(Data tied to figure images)

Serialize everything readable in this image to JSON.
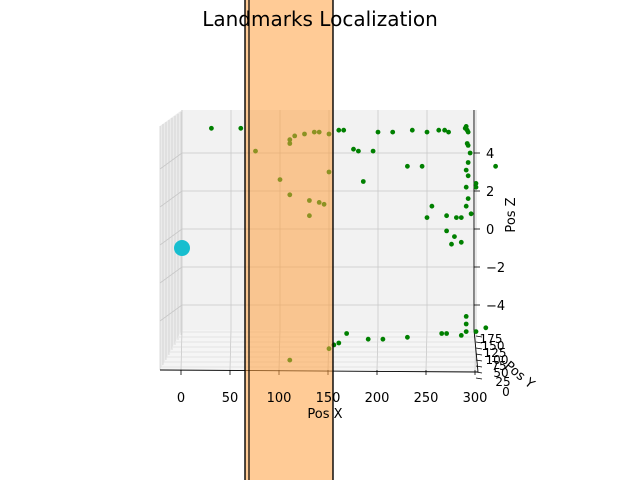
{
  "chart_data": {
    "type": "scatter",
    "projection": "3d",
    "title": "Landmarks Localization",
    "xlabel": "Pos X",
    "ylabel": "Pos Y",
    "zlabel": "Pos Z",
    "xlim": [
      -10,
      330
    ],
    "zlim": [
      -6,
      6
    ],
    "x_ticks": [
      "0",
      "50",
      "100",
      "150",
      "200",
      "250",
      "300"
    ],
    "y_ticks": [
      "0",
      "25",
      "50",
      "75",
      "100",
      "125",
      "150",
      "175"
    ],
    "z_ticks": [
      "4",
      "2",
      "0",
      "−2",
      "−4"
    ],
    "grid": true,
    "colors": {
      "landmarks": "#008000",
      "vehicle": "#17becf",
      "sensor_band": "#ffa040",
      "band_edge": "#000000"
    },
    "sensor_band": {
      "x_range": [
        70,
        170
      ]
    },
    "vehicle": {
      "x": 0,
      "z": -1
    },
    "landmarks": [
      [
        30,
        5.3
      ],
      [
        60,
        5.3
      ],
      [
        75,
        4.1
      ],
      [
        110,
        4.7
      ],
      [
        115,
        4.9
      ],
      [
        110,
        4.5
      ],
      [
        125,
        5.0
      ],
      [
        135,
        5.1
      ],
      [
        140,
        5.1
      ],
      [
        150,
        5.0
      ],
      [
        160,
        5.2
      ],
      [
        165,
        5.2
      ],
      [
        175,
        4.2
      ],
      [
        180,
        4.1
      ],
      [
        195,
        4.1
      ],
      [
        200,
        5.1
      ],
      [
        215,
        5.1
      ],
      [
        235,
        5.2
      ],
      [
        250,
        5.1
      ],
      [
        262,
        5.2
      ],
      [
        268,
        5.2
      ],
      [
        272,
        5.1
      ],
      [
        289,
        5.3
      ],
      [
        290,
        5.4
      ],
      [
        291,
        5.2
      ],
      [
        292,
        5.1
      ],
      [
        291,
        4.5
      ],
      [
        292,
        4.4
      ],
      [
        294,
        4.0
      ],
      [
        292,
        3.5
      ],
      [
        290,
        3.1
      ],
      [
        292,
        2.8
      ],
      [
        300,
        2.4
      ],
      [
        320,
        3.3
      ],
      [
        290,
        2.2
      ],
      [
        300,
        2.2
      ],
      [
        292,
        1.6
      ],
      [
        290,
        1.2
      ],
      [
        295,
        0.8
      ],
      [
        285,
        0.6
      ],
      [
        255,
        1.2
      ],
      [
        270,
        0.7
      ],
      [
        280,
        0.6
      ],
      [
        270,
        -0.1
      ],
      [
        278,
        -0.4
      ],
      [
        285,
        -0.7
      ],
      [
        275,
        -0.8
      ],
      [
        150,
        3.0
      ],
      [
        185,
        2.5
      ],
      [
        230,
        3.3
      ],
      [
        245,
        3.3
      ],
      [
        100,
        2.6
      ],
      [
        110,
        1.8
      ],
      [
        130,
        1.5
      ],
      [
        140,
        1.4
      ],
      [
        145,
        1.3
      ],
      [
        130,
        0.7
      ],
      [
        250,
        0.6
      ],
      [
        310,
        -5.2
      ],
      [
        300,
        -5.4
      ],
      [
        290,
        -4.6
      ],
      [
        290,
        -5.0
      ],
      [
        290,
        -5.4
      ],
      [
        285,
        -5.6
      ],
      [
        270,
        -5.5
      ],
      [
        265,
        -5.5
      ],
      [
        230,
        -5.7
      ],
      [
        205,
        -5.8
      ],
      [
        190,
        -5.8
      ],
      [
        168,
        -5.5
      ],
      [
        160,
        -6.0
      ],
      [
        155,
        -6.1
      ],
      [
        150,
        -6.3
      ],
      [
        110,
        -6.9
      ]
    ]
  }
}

--

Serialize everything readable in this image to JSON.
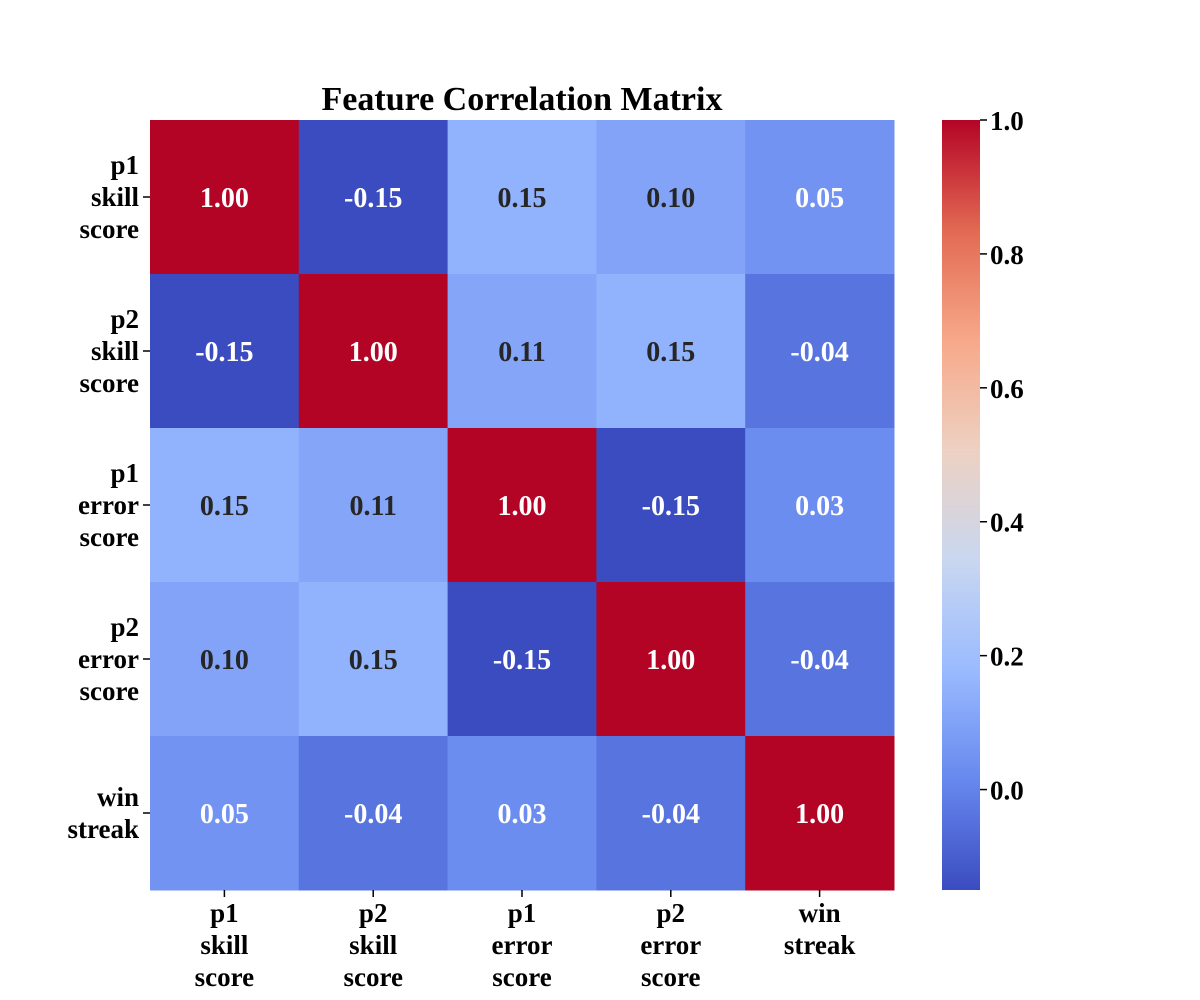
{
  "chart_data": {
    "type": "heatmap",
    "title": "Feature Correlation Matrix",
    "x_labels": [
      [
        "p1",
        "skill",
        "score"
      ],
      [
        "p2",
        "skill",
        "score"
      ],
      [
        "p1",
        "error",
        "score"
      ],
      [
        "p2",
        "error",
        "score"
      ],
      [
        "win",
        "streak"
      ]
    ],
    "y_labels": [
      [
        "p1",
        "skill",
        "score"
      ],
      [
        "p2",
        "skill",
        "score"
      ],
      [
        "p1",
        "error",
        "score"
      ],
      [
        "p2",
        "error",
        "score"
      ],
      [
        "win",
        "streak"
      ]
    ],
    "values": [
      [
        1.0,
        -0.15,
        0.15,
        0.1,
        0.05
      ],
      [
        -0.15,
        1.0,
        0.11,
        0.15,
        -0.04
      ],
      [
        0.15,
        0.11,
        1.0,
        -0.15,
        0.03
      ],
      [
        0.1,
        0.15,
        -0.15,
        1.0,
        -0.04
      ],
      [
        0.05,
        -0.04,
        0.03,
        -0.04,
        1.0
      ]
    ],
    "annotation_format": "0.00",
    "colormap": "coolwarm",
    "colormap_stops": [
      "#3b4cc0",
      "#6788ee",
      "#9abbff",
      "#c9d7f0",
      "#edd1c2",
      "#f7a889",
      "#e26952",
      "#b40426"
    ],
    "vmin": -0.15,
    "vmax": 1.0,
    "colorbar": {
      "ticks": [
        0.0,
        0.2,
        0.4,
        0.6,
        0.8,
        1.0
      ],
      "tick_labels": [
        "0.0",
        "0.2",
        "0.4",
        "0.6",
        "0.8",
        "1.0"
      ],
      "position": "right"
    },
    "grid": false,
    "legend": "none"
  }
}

==

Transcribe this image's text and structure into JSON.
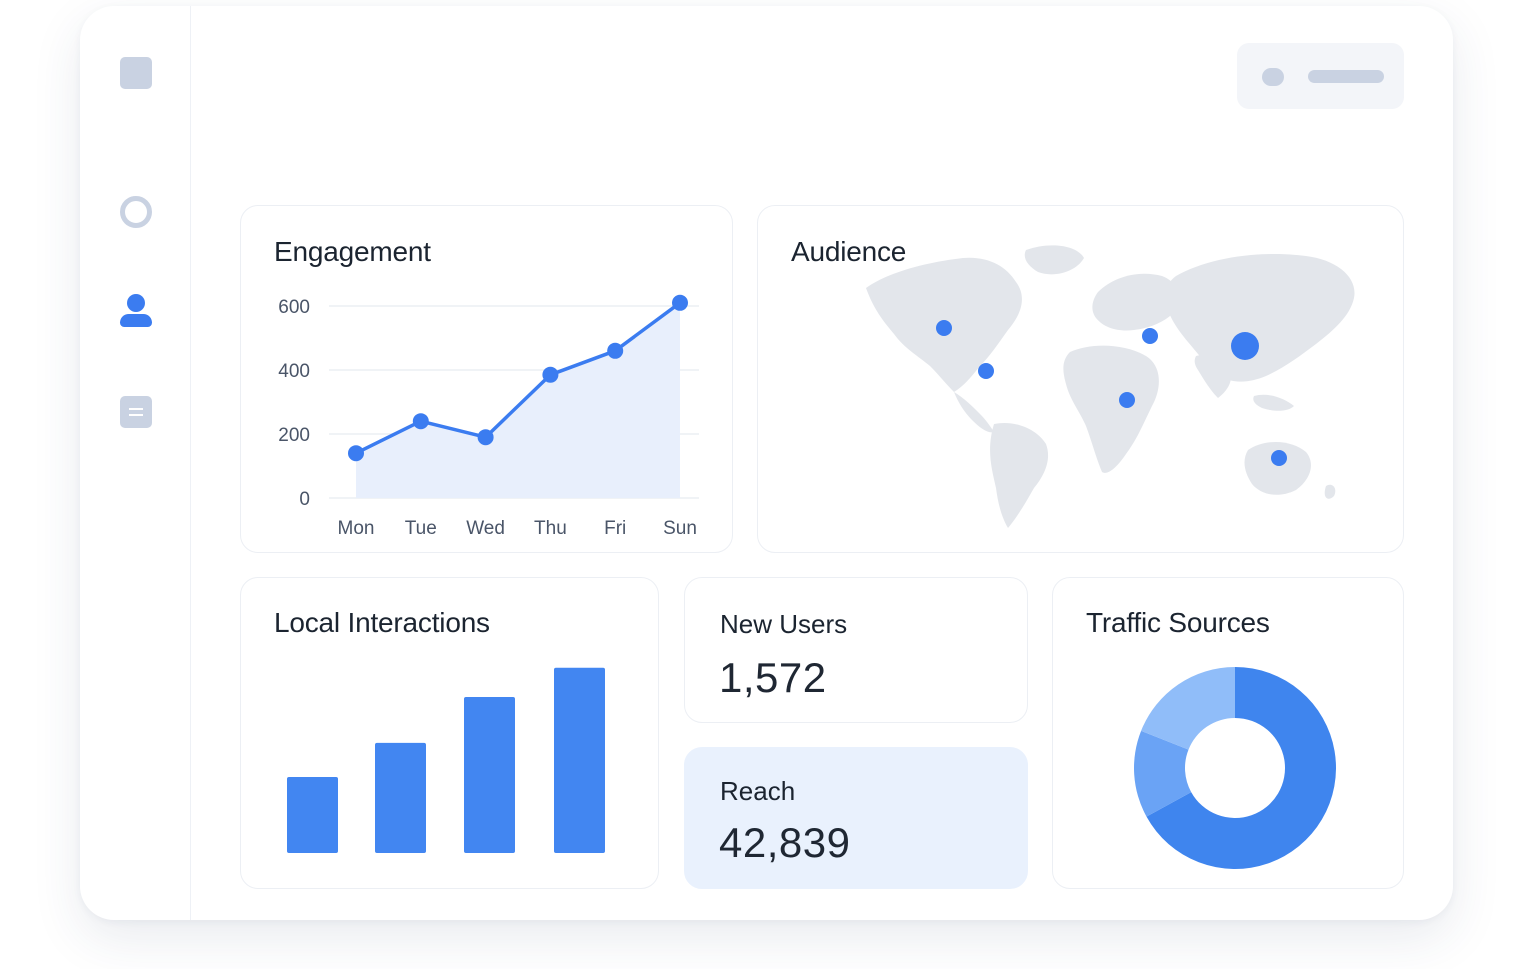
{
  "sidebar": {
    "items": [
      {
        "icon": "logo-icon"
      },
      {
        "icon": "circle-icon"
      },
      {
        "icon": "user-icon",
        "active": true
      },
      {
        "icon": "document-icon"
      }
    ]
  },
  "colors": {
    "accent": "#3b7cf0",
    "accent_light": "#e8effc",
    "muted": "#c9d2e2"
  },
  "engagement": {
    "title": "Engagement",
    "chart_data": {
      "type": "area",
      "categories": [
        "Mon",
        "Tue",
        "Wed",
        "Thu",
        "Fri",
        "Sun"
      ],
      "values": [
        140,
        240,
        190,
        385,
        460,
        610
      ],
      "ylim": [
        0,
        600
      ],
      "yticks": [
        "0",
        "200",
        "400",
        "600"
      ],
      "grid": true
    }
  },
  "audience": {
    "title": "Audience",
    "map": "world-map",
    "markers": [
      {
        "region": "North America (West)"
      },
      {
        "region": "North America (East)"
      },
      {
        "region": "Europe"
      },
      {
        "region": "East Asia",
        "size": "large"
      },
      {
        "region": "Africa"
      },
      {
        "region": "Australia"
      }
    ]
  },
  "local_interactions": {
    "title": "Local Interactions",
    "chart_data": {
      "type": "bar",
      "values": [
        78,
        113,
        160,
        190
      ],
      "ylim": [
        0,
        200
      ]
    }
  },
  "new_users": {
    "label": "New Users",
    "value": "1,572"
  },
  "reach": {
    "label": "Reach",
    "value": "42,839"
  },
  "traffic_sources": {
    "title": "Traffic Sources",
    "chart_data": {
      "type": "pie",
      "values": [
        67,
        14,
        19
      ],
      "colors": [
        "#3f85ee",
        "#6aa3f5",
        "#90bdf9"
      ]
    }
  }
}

INSTRUCTION ::
Find the word "icon" in the records and pull out each line that has it.

FINISHED ANSWER ::
        "icon": "logo-icon"
        "icon": "circle-icon"
        "icon": "user-icon",
        "icon": "document-icon"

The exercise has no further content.